Prompt: Go through the data below. List every line that holds the word "page".

Records shown:
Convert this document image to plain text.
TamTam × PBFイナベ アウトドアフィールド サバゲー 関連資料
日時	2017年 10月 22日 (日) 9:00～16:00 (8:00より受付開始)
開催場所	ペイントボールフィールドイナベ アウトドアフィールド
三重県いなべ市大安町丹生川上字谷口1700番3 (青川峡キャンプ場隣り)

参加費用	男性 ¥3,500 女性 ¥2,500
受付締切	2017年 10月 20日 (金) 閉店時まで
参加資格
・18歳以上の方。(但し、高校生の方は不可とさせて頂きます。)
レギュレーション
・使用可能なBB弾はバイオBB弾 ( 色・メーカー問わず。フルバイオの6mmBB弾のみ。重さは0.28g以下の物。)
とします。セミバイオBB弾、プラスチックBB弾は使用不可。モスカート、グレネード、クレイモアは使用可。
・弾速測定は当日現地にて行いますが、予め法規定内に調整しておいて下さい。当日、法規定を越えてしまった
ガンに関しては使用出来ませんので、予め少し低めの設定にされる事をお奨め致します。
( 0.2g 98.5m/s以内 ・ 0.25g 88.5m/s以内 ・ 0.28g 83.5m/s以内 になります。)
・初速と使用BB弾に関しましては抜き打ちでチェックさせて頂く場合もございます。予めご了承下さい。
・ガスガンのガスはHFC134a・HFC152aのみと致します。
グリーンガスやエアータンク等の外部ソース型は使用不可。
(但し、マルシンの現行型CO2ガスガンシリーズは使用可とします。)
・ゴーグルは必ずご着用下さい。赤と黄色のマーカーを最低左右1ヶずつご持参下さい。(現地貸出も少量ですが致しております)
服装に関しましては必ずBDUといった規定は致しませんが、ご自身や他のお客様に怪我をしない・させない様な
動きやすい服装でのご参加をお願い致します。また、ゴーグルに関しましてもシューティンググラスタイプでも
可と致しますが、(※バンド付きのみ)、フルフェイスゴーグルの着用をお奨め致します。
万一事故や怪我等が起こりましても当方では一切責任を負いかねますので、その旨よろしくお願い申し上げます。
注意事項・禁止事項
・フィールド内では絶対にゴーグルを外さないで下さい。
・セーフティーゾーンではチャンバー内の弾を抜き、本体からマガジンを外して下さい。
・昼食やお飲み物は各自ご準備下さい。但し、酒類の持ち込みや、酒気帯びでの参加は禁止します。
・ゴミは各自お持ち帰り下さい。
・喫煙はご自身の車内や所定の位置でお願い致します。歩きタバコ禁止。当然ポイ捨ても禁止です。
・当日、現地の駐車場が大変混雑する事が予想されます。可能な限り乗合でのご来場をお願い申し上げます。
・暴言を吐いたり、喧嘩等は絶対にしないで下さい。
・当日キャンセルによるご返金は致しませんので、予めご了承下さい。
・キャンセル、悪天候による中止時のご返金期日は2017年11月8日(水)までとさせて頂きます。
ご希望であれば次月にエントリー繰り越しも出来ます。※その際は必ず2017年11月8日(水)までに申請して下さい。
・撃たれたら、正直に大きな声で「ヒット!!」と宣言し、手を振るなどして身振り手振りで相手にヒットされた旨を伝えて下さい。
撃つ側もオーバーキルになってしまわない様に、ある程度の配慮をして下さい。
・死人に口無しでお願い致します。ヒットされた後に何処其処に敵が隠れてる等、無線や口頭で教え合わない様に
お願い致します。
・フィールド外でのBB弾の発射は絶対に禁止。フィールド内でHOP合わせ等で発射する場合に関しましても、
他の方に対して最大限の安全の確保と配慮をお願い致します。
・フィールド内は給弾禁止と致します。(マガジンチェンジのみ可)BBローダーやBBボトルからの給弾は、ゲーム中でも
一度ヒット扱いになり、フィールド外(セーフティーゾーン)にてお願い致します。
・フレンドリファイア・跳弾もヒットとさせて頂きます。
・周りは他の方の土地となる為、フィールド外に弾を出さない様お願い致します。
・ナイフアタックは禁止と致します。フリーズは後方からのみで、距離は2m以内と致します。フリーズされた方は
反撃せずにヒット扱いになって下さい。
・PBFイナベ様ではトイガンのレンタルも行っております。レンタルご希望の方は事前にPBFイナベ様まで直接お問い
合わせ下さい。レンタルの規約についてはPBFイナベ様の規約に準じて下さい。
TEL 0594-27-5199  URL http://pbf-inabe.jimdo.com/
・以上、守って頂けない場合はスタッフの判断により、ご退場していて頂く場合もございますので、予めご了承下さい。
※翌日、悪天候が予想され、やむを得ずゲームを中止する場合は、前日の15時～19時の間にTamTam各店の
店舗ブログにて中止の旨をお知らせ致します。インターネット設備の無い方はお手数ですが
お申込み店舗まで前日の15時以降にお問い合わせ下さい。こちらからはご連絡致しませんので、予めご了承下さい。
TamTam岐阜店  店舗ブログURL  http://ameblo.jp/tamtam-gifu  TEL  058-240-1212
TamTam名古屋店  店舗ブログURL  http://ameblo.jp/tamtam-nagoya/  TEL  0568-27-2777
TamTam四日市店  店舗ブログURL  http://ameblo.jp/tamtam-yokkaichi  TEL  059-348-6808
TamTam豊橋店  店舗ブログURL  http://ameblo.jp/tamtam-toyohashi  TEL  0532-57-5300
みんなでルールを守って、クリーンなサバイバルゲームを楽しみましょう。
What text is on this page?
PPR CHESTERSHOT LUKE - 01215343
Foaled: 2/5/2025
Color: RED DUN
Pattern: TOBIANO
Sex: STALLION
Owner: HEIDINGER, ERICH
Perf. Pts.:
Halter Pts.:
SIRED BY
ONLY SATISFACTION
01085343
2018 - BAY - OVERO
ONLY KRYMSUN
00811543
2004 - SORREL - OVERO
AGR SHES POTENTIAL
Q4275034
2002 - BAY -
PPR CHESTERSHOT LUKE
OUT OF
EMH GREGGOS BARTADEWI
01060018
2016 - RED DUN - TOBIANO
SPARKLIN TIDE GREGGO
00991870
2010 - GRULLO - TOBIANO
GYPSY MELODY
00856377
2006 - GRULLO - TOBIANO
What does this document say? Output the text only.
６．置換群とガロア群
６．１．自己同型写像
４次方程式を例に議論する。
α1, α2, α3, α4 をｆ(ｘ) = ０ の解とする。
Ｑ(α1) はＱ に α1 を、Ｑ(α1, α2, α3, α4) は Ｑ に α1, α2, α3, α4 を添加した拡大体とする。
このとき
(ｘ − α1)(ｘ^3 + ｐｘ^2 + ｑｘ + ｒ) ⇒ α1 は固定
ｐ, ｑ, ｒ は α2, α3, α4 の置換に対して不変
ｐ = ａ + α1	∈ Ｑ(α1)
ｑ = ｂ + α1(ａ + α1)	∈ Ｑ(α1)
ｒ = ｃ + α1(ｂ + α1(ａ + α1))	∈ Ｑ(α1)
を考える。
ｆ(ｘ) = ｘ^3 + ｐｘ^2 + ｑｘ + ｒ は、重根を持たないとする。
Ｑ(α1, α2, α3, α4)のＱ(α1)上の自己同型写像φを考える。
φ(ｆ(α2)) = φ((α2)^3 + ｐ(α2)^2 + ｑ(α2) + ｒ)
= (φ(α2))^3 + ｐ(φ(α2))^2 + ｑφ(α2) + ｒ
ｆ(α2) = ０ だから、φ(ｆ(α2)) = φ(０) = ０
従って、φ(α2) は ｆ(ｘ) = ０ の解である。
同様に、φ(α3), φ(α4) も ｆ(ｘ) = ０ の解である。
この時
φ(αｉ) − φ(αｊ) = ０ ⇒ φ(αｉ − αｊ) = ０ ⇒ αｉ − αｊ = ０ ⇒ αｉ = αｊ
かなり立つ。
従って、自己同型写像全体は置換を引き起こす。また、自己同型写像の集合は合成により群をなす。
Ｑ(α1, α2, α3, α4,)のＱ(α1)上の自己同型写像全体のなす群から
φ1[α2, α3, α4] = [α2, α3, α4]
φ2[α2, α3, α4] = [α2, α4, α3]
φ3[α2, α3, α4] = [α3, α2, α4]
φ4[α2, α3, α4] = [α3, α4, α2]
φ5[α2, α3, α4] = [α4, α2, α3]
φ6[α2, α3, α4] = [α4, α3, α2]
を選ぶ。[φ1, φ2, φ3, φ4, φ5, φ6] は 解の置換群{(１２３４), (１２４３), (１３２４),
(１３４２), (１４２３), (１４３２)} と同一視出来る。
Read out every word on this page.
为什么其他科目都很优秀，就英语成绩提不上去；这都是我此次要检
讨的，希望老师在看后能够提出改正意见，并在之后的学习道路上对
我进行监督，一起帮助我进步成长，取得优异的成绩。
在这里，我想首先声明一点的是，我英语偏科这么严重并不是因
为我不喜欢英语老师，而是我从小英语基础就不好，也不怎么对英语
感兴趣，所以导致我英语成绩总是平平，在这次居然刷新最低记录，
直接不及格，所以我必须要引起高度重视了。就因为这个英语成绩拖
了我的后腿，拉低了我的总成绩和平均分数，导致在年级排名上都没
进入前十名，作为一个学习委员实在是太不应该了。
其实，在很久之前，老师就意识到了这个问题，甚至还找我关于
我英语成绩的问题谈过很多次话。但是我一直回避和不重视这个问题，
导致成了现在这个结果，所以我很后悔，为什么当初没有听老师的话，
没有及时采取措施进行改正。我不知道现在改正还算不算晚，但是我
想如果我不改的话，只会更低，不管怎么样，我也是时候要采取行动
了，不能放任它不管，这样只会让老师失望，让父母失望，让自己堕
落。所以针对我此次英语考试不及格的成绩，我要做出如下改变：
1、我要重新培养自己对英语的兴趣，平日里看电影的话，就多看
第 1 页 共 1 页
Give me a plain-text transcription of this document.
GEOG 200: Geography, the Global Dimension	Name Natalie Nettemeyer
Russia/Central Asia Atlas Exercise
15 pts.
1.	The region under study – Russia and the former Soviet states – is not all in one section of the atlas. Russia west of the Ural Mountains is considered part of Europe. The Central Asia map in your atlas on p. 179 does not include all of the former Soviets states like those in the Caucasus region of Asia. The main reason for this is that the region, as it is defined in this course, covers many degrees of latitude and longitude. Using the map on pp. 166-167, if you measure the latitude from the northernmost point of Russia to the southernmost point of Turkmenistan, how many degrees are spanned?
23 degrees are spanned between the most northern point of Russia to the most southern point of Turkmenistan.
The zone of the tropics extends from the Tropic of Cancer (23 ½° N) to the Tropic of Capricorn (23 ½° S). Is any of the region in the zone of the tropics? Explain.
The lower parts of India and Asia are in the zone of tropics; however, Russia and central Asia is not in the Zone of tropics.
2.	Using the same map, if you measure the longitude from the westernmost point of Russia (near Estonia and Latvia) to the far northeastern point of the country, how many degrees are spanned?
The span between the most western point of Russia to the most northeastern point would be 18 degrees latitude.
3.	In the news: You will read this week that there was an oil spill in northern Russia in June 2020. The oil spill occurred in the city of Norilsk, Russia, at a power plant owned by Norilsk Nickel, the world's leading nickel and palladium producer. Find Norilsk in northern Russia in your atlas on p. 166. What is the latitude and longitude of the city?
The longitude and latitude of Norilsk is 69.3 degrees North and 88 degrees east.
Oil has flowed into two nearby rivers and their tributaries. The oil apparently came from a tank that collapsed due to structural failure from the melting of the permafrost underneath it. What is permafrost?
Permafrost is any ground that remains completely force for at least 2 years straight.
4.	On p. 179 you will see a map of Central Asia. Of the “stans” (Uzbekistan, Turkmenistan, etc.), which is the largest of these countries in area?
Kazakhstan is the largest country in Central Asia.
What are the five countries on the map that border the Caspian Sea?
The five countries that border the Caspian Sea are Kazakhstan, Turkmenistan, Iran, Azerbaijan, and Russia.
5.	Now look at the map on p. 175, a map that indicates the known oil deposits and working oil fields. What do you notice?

Finished exercise:
What text is on this page?
Read out every word on this page.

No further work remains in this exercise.